* Work to do *
Reproduce all of the data that follows, character for character.

* Recorded data *
------
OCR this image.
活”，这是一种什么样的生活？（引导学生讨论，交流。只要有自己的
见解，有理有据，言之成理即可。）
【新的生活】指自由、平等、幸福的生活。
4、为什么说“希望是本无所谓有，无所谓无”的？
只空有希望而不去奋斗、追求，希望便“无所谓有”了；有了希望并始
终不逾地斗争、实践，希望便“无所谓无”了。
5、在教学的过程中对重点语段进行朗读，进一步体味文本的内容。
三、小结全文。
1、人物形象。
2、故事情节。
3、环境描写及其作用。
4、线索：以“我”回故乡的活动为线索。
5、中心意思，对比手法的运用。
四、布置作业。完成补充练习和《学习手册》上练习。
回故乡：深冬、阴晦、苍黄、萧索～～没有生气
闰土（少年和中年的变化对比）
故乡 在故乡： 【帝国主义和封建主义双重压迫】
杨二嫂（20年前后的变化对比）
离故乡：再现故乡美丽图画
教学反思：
------
* Task output *
OCR this image.
活”，这是一种什么样的生活？（引导学生讨论，交流。只要有自己的
见解，有理有据，言之成理即可。）
【新的生活】指自由、平等、幸福的生活。
4、为什么说“希望是本无所谓有，无所谓无”的？
只空有希望而不去奋斗、追求，希望便“无所谓有”了；有了希望并始
终不逾地斗争、实践，希望便“无所谓无”了。
5、在教学的过程中对重点语段进行朗读，进一步体味文本的内容。
三、小结全文。
1、人物形象。
2、故事情节。
3、环境描写及其作用。
4、线索：以“我”回故乡的活动为线索。
5、中心意思，对比手法的运用。
四、布置作业。完成补充练习和《学习手册》上练习。
回故乡：深冬、阴晦、苍黄、萧索～～没有生气
闰土（少年和中年的变化对比）
故乡 在故乡： 【帝国主义和封建主义双重压迫】
杨二嫂（20年前后的变化对比）
离故乡：再现故乡美丽图画
教学反思：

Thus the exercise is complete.